Figure record listings

════════════════

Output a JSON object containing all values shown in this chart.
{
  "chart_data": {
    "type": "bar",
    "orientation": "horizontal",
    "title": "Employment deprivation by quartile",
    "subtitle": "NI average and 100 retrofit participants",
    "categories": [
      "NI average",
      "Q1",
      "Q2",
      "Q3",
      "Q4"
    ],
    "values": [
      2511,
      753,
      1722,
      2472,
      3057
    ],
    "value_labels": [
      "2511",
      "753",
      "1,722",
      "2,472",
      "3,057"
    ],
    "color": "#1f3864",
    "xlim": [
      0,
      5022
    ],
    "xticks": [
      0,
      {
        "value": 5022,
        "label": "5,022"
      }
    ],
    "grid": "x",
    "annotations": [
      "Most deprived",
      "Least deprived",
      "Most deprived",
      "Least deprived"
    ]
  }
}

════════════════

Exercise brief => Make a copy of each line that contains the string "values".

Task result =>
Output a JSON object containing all values shown in this chart.
    "values": [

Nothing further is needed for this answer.